* OBJECTIVE *
Copy out the whole listing exactly as written, leaving the pictures behind.

════════

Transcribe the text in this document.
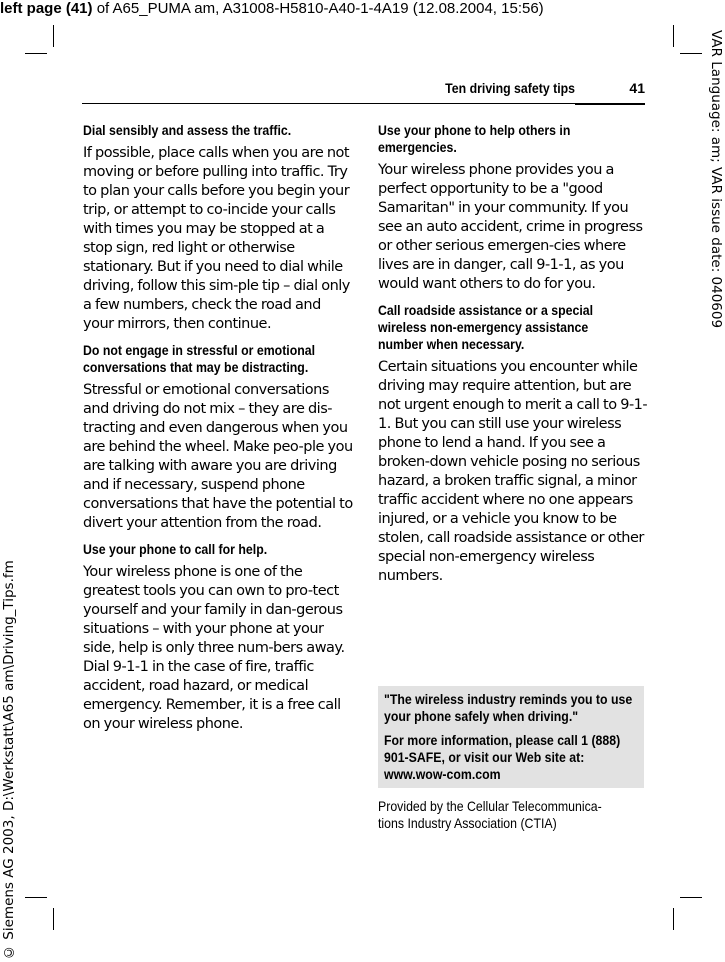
left page (41) of A65_PUMA am, A31008-H5810-A40-1-4A19 (12.08.2004, 15:56)
VAR Language: am; VAR issue date: 040609
© Siemens AG 2003, D:\Werkstatt\A65 am\Driving_Tips.fm
Ten driving safety tips	41
Dial sensibly and assess the traffic.
If possible, place calls when you are not moving or before pulling into traffic. Try to plan your calls before you begin your trip, or attempt to co-incide your calls with times you may be stopped at a stop sign, red light or otherwise stationary. But if you need to dial while driving, follow this sim-ple tip – dial only a few numbers, check the road and your mirrors, then continue.
Do not engage in stressful or emotional conversations that may be distracting.
Stressful or emotional conversations and driving do not mix – they are dis-tracting and even dangerous when you are behind the wheel. Make peo-ple you are talking with aware you are driving and if necessary, suspend phone conversations that have the potential to divert your attention from the road.
Use your phone to call for help.
Your wireless phone is one of the greatest tools you can own to pro-tect yourself and your family in dan-gerous situations – with your phone at your side, help is only three num-bers away. Dial 9-1-1 in the case of fire, traffic accident, road hazard, or medical emergency. Remember, it is a free call on your wireless phone.
Use your phone to help others in emergencies.
Your wireless phone provides you a perfect opportunity to be a "good Samaritan" in your community. If you see an auto accident, crime in progress or other serious emergen-cies where lives are in danger, call 9-1-1, as you would want others to do for you.
Call roadside assistance or a special wireless non-emergency assistance number when necessary.
Certain situations you encounter while driving may require attention, but are not urgent enough to merit a call to 9-1-1. But you can still use your wireless phone to lend a hand. If you see a broken-down vehicle posing no serious hazard, a broken traffic signal, a minor traffic accident where no one appears injured, or a vehicle you know to be stolen, call roadside assistance or other special non-emergency wireless numbers.
"The wireless industry reminds you to use your phone safely when driving."
For more information, please call 1 (888) 901-SAFE, or visit our Web site at: www.wow-com.com
Provided by the Cellular Telecommunica-tions Industry Association (CTIA)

════════

* THE REPLY *
Transcribe the text in this document.
left page (41) of A65_PUMA am, A31008-H5810-A40-1-4A19 (12.08.2004, 15:56)
VAR Language: am; VAR issue date: 040609
© Siemens AG 2003, D:\Werkstatt\A65 am\Driving_Tips.fm
Ten driving safety tips	41
Dial sensibly and assess the traffic.
If possible, place calls when you are not moving or before pulling into traffic. Try to plan your calls before you begin your trip, or attempt to co-incide your calls with times you may be stopped at a stop sign, red light or otherwise stationary. But if you need to dial while driving, follow this sim-ple tip – dial only a few numbers, check the road and your mirrors, then continue.
Do not engage in stressful or emotional conversations that may be distracting.
Stressful or emotional conversations and driving do not mix – they are dis-tracting and even dangerous when you are behind the wheel. Make peo-ple you are talking with aware you are driving and if necessary, suspend phone conversations that have the potential to divert your attention from the road.
Use your phone to call for help.
Your wireless phone is one of the greatest tools you can own to pro-tect yourself and your family in dan-gerous situations – with your phone at your side, help is only three num-bers away. Dial 9-1-1 in the case of fire, traffic accident, road hazard, or medical emergency. Remember, it is a free call on your wireless phone.
Use your phone to help others in emergencies.
Your wireless phone provides you a perfect opportunity to be a "good Samaritan" in your community. If you see an auto accident, crime in progress or other serious emergen-cies where lives are in danger, call 9-1-1, as you would want others to do for you.
Call roadside assistance or a special wireless non-emergency assistance number when necessary.
Certain situations you encounter while driving may require attention, but are not urgent enough to merit a call to 9-1-1. But you can still use your wireless phone to lend a hand. If you see a broken-down vehicle posing no serious hazard, a broken traffic signal, a minor traffic accident where no one appears injured, or a vehicle you know to be stolen, call roadside assistance or other special non-emergency wireless numbers.
"The wireless industry reminds you to use your phone safely when driving."
For more information, please call 1 (888) 901-SAFE, or visit our Web site at: www.wow-com.com
Provided by the Cellular Telecommunica-tions Industry Association (CTIA)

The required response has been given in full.